-- start --
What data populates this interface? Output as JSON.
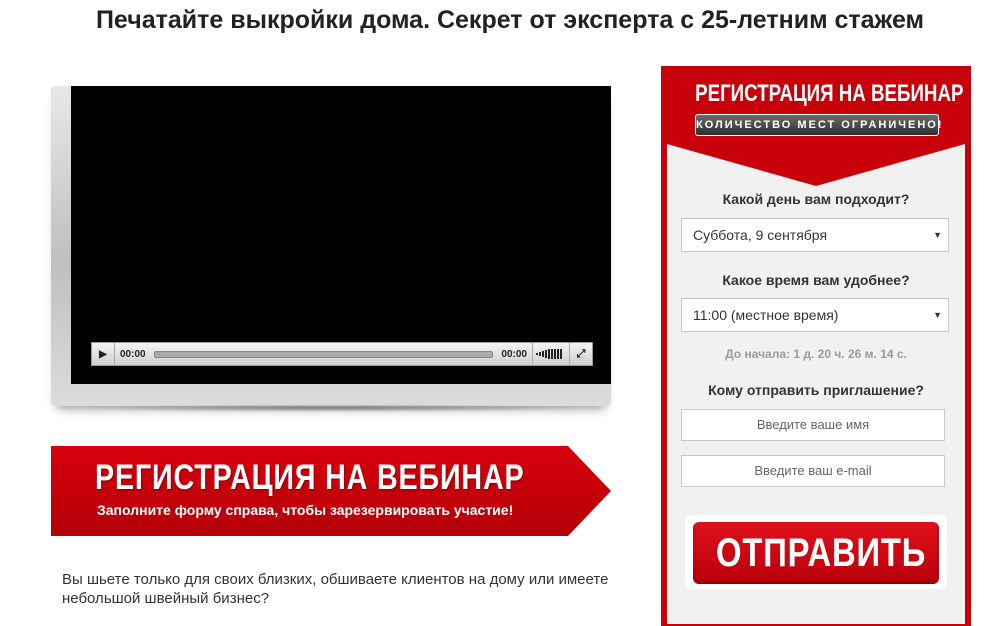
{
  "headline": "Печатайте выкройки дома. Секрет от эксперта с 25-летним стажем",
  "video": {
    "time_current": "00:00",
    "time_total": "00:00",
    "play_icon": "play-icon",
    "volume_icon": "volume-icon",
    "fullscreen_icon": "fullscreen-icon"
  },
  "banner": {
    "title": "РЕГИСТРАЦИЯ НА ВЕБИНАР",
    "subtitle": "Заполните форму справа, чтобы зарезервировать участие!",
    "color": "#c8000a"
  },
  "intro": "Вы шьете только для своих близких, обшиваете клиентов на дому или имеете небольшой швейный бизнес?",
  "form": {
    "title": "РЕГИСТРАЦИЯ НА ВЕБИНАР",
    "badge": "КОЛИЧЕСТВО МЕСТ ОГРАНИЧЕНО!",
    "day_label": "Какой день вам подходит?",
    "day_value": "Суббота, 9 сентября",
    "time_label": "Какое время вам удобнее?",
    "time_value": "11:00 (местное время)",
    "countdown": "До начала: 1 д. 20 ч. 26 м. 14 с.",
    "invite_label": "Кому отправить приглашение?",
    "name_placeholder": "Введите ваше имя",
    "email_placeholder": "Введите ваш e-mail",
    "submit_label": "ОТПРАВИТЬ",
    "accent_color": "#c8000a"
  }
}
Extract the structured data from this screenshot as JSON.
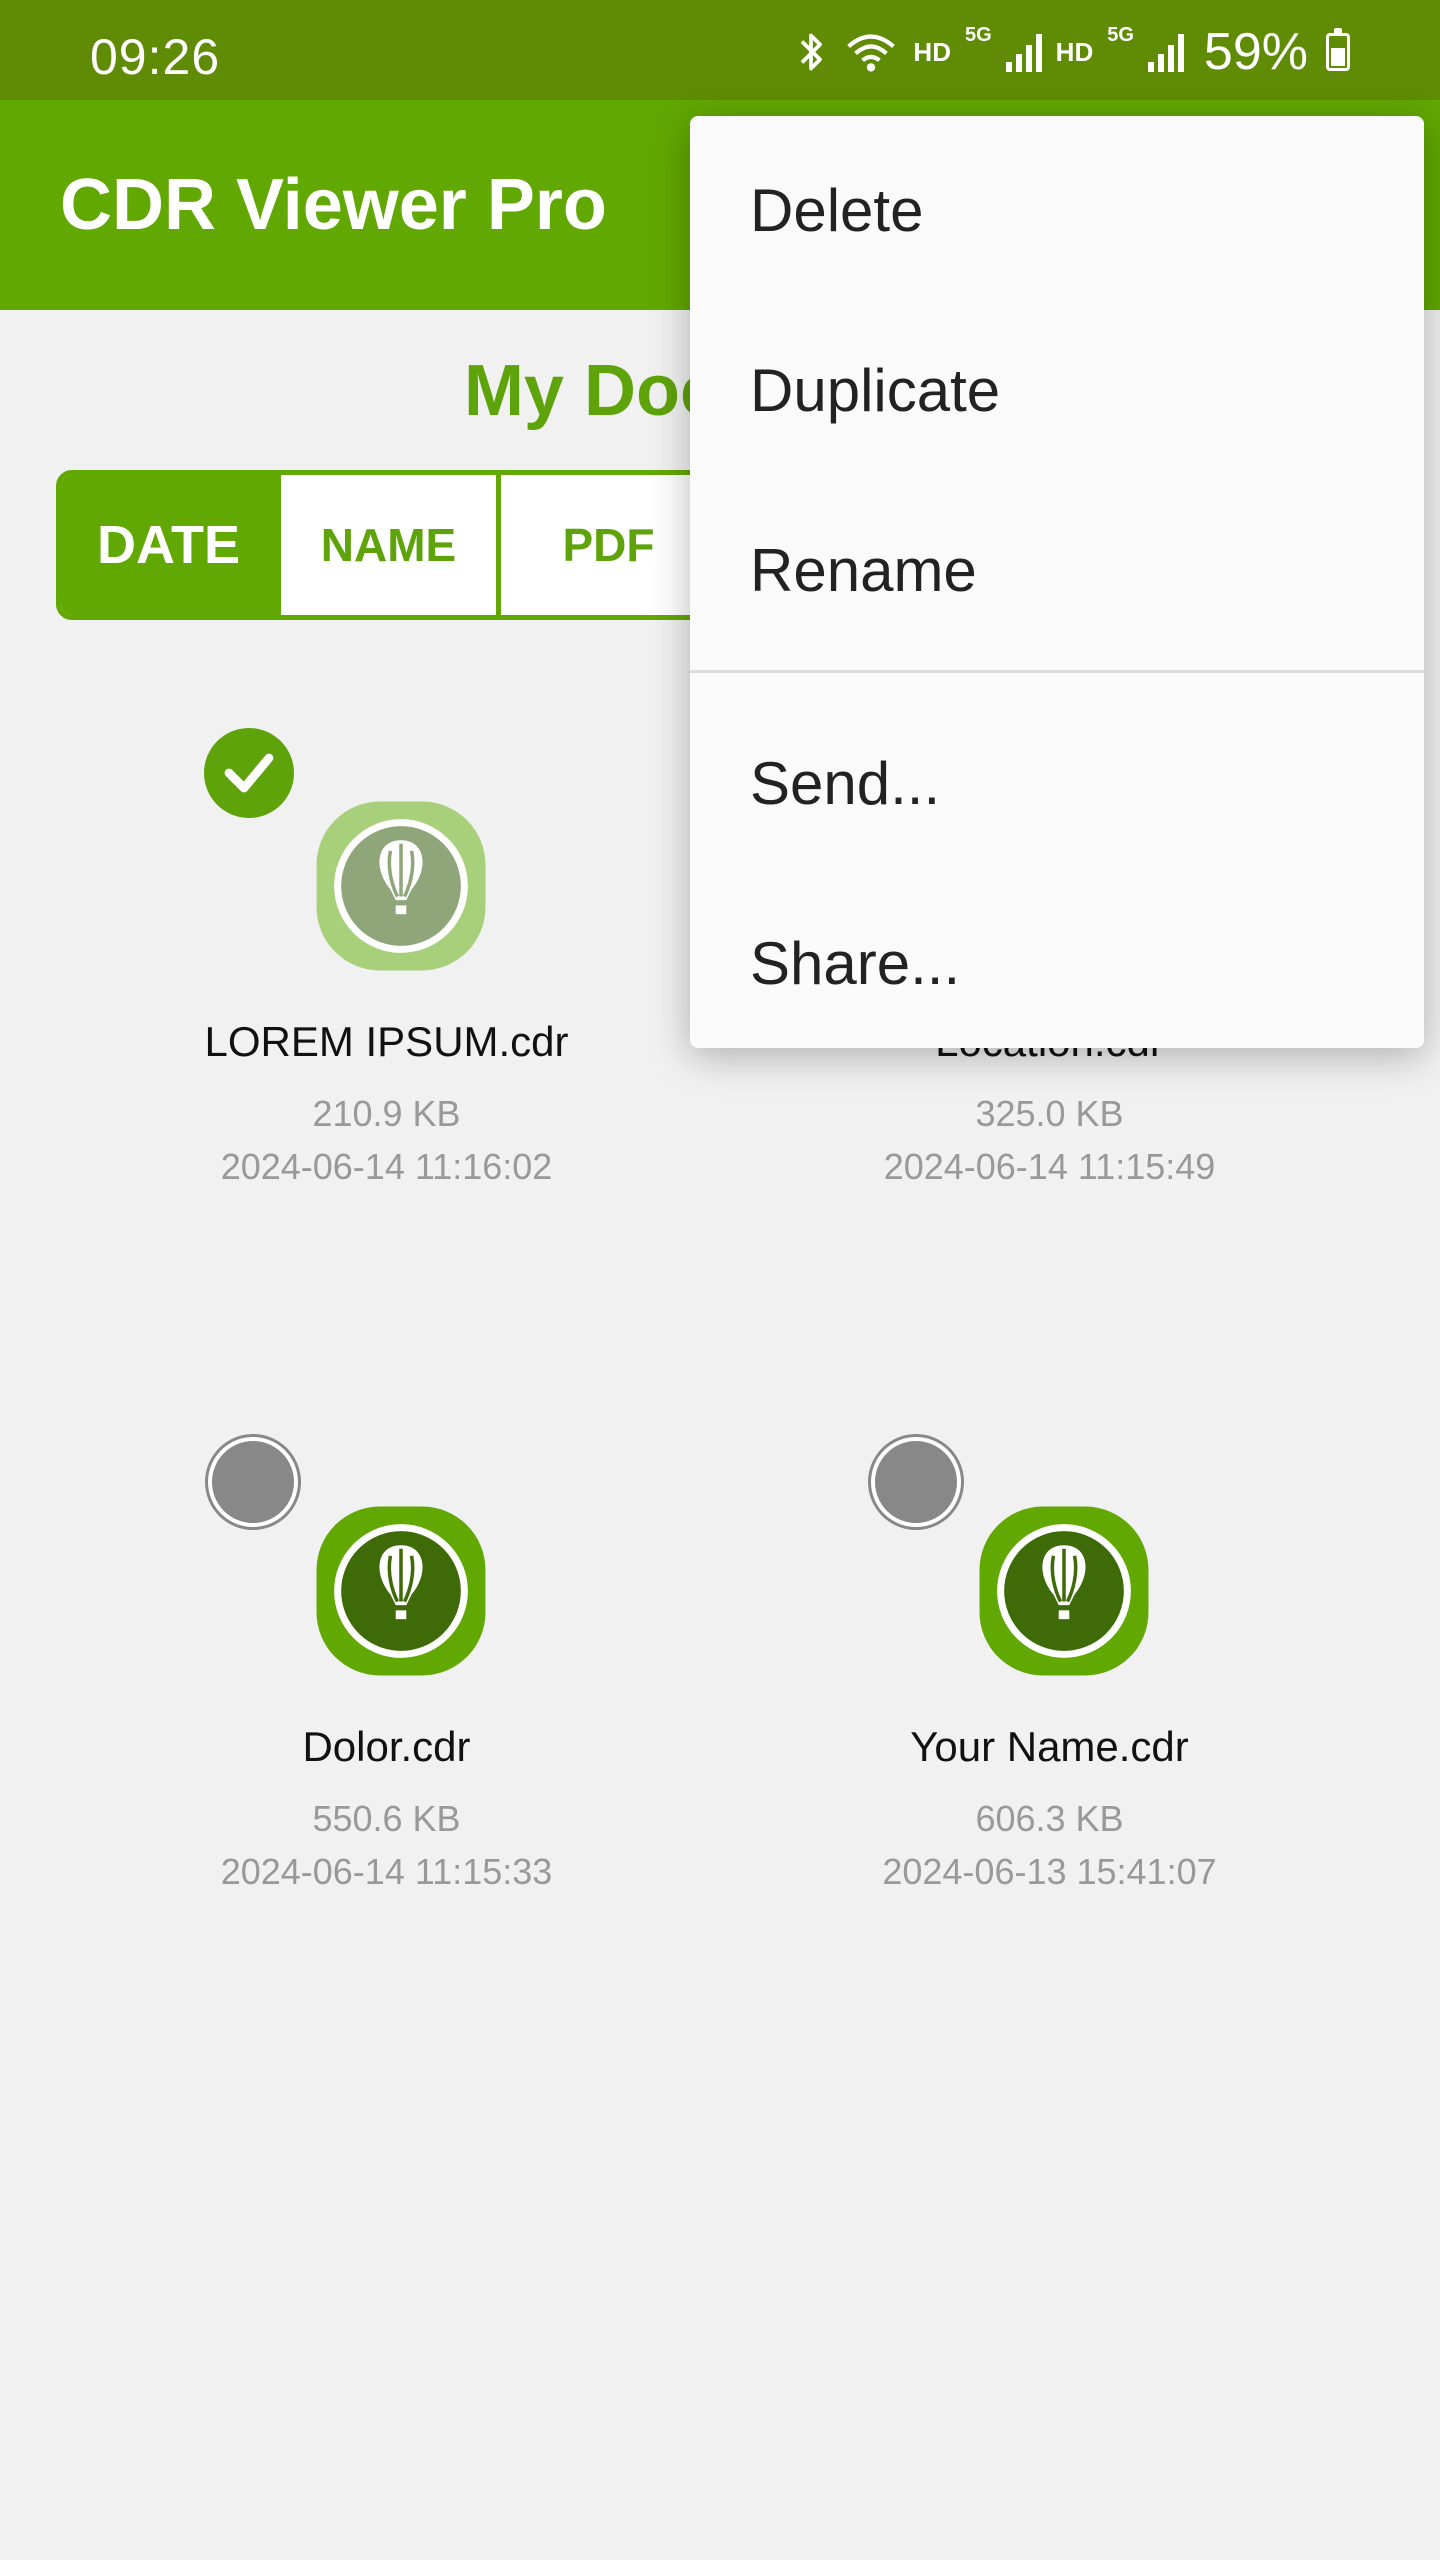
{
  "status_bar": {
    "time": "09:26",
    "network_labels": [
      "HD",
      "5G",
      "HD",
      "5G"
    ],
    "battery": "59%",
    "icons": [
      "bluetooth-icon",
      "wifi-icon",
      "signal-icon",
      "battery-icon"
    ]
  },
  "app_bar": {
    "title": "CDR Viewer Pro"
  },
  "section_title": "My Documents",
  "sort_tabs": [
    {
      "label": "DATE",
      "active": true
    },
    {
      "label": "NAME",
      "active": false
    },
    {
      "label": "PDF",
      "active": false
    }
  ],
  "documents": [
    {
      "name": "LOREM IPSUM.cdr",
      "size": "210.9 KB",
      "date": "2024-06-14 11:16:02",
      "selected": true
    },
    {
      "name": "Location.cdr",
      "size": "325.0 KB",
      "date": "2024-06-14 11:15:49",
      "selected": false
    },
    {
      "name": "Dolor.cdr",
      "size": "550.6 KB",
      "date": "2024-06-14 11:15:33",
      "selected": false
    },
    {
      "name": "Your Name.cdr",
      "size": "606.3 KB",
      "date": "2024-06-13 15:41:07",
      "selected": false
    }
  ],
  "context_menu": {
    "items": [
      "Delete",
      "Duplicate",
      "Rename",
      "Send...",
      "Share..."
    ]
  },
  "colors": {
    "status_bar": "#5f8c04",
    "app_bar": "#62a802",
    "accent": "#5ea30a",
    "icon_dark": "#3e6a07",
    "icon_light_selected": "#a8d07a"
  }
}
-- end --
■ Work to complete: Look through the listing above and count the lines where the string "data" appears. Report the number only.

■ Reply to the task: 2